[[ Records provided open ]]

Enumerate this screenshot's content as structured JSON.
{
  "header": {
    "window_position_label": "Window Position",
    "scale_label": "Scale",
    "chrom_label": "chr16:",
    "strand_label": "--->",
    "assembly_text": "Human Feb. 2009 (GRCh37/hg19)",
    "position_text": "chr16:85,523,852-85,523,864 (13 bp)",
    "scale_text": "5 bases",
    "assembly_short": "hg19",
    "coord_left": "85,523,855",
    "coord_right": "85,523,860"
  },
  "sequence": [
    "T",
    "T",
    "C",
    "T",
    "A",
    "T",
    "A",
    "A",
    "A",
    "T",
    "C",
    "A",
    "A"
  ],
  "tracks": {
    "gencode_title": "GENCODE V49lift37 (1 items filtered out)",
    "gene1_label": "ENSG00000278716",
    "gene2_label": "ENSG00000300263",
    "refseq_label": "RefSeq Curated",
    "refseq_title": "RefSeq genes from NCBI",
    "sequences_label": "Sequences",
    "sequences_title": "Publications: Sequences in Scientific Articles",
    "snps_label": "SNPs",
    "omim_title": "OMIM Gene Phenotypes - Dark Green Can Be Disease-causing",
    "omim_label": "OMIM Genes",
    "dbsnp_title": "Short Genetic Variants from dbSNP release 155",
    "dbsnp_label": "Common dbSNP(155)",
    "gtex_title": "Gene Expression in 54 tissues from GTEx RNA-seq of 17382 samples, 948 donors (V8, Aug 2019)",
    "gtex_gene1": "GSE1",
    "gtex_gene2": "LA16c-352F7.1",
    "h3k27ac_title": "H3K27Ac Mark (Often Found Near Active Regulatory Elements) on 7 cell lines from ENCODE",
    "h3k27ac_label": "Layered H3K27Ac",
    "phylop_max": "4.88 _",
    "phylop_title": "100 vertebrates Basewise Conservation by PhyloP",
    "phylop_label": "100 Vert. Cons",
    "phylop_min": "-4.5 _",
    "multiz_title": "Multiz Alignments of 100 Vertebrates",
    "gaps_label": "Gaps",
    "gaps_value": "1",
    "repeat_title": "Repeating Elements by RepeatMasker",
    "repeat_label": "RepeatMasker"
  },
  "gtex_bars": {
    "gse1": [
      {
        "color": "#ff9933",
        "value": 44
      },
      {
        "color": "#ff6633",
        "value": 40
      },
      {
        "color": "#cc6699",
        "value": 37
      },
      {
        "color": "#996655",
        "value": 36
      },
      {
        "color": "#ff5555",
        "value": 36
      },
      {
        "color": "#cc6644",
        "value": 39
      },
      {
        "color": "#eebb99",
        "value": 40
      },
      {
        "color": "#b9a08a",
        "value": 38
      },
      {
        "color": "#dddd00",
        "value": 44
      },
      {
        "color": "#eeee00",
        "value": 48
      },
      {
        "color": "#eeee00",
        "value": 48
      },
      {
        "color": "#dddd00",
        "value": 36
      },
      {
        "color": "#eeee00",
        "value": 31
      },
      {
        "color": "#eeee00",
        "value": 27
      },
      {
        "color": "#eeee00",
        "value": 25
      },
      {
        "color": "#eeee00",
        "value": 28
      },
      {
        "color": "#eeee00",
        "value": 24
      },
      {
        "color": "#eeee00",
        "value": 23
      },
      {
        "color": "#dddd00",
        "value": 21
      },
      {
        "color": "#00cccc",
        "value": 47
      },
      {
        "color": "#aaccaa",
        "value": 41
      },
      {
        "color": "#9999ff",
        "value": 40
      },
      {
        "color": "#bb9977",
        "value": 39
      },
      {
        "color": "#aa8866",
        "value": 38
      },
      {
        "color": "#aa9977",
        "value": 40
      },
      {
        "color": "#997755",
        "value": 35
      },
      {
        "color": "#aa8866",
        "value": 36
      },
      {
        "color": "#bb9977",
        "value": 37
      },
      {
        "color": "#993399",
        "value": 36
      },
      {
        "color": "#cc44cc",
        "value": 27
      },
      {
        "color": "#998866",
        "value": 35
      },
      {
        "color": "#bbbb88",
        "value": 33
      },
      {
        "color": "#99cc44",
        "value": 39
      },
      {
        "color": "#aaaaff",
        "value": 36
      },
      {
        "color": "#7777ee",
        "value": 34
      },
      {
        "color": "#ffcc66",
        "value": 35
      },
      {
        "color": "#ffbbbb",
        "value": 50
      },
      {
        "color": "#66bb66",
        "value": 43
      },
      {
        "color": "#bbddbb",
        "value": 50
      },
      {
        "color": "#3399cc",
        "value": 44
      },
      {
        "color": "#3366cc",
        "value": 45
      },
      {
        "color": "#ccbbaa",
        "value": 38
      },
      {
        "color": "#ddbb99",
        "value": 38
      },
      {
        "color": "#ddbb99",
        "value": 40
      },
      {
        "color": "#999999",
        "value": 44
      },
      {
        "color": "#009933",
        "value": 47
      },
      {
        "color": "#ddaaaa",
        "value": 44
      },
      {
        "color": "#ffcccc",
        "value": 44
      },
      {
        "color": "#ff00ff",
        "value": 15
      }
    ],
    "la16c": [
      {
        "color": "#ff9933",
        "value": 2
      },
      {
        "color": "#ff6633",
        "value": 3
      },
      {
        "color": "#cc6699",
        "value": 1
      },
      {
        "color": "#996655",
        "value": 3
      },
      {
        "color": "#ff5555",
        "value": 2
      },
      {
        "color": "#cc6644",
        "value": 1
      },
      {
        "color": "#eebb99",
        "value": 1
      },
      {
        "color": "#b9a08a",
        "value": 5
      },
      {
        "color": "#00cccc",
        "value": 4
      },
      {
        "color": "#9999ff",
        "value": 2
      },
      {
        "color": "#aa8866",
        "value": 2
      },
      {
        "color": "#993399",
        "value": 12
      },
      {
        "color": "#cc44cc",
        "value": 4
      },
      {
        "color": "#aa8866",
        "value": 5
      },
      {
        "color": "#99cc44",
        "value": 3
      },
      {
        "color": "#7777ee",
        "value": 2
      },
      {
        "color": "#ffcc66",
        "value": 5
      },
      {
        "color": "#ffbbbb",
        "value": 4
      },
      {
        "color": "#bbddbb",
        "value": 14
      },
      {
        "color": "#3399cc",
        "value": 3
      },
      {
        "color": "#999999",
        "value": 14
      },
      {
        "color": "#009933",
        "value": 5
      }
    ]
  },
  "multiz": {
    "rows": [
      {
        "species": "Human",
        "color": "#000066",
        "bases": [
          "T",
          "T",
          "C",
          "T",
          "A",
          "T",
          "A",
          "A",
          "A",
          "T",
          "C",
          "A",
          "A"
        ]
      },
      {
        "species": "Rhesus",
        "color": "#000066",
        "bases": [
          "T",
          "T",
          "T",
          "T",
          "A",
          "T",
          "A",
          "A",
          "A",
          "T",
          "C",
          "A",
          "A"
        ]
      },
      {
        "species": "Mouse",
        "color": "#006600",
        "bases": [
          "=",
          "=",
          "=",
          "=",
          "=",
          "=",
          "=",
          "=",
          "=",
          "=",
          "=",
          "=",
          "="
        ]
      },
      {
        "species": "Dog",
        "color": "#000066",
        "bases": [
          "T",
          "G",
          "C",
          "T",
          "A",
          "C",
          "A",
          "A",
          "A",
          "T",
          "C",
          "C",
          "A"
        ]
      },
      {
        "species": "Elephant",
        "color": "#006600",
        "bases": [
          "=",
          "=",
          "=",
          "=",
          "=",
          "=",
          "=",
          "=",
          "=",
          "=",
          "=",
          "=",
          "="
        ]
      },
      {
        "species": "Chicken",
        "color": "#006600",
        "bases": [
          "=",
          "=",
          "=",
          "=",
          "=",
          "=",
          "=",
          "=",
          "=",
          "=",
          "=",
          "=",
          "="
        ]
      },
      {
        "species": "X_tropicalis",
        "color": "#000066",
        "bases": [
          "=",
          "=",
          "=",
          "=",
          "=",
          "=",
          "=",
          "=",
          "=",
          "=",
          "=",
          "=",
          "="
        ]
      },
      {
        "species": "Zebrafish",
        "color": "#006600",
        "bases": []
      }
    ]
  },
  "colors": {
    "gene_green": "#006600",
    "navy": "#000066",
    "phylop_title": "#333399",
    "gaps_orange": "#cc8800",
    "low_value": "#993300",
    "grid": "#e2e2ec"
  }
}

[[ Records provided closed ]]

→ **Problem description**: Look through the records and gather each line with the word "Elements".

→ **Result for this exercise**:
    "h3k27ac_title": "H3K27Ac Mark (Often Found Near Active Regulatory Elements) on 7 cell lines from ENCODE",
    "repeat_title": "Repeating Elements by RepeatMasker",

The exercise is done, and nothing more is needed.